Objective: Extract the lines that hold the string "Caption".
::::::::::
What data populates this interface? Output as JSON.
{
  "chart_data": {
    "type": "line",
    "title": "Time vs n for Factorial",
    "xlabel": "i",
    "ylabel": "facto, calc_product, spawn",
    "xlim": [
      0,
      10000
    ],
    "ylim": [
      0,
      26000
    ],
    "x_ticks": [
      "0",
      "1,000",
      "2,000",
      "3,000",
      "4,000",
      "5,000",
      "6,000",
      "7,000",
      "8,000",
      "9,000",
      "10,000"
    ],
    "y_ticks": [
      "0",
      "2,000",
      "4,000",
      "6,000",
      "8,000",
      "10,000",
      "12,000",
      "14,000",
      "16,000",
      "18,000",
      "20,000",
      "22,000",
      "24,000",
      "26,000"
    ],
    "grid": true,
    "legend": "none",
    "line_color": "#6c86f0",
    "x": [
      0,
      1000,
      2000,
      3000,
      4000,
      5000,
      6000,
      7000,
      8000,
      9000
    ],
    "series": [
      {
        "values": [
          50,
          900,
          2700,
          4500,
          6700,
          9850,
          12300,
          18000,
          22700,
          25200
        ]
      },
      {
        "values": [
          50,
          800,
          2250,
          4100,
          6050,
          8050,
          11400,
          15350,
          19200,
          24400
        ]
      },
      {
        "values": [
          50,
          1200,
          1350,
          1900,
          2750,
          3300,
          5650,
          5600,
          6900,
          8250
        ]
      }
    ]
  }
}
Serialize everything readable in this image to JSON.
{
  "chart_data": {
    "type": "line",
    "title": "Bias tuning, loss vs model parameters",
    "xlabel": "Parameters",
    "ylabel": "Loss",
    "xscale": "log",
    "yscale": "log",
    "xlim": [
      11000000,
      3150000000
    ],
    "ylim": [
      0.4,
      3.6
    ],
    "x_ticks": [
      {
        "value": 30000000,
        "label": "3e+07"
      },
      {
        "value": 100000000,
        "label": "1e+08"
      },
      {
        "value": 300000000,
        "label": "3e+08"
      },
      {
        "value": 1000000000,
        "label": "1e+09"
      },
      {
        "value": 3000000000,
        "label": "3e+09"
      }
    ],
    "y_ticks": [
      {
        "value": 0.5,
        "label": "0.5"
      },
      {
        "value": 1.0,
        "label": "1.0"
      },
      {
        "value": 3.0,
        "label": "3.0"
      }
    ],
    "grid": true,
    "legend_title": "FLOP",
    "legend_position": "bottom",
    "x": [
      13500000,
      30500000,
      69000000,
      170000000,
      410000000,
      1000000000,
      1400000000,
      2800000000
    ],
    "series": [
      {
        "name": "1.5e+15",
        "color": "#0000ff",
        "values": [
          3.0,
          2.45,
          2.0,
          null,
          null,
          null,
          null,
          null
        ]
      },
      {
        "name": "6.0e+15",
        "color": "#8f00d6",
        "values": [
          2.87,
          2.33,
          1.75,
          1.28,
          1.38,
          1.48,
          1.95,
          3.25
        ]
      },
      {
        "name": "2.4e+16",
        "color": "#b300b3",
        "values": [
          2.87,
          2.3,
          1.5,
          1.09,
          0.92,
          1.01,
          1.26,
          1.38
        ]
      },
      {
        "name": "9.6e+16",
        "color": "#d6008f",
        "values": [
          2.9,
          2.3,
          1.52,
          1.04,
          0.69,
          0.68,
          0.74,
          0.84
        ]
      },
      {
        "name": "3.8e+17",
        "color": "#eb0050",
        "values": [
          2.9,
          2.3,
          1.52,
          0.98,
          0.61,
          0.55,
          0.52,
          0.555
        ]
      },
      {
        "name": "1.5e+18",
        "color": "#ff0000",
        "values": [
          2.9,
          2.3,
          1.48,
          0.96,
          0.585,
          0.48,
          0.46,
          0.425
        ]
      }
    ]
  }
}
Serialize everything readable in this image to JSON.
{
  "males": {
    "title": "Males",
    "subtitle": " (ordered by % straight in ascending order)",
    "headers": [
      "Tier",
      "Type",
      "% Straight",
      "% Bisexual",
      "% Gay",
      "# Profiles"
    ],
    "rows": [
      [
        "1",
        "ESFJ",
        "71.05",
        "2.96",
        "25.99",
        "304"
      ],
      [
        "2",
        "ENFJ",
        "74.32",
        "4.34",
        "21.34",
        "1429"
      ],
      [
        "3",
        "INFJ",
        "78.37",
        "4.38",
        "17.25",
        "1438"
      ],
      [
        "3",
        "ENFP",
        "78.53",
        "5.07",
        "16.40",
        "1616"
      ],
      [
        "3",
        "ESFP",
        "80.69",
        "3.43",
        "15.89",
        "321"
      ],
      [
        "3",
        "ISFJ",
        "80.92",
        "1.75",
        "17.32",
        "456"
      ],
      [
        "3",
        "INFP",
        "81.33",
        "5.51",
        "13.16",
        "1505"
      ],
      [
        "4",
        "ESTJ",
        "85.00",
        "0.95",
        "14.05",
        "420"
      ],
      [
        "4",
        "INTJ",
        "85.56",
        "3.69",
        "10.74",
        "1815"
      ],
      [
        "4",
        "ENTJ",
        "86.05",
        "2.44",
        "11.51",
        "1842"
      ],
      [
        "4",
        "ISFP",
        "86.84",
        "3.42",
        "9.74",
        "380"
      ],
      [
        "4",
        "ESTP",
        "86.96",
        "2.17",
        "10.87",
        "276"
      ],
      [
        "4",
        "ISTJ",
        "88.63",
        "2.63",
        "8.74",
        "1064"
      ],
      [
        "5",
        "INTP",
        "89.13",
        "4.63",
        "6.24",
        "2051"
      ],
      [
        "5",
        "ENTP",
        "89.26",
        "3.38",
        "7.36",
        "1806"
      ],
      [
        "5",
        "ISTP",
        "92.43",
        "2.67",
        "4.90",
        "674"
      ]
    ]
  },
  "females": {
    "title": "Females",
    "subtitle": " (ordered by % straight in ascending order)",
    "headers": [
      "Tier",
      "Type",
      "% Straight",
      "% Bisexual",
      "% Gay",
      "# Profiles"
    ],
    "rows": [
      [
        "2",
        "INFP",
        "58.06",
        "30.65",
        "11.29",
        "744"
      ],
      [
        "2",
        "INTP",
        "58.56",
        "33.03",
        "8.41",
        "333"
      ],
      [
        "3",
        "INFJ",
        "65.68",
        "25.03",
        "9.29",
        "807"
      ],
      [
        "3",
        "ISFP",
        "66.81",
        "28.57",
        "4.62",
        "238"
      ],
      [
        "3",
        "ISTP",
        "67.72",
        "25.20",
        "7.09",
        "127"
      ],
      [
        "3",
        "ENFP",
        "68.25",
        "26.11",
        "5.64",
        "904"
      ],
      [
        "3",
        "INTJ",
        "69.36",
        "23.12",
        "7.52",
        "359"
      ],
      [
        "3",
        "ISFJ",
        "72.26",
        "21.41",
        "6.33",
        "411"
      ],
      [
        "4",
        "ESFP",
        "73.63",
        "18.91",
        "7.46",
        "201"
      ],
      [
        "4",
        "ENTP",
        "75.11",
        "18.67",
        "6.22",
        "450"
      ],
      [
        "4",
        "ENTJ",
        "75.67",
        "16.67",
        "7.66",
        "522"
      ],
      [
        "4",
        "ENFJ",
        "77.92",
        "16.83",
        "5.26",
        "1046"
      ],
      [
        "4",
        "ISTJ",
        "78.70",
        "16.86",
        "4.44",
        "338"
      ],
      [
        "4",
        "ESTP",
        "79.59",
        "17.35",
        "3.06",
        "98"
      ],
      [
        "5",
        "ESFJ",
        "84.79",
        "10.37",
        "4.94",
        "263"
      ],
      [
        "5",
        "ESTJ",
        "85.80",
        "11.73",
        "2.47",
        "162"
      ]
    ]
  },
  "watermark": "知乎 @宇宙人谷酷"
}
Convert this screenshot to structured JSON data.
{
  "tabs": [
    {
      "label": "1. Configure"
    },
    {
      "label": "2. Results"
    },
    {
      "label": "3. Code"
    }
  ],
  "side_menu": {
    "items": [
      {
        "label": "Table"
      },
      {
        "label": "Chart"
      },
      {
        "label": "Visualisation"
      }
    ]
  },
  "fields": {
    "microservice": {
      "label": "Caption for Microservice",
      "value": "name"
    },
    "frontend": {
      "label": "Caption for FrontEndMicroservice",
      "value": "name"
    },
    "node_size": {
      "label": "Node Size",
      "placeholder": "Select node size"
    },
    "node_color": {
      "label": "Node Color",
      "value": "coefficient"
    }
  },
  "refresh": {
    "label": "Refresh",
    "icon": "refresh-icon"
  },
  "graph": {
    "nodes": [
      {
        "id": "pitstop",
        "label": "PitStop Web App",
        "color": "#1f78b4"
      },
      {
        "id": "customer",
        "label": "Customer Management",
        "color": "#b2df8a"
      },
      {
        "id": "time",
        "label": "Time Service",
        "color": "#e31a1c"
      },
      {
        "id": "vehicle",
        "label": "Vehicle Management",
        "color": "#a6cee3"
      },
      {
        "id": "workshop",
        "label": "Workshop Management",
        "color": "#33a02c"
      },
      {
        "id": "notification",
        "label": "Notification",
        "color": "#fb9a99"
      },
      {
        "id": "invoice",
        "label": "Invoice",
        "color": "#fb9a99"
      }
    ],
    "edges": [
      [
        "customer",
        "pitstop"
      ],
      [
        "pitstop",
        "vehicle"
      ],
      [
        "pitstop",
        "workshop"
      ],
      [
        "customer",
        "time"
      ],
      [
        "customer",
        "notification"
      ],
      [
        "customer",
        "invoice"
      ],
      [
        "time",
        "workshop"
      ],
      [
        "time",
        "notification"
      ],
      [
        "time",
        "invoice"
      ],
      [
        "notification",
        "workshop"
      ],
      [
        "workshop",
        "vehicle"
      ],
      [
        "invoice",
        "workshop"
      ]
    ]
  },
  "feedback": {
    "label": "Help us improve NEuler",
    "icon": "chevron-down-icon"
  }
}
::::::::::
Exercise result:
      "label": "Caption for Microservice",
      "label": "Caption for FrontEndMicroservice",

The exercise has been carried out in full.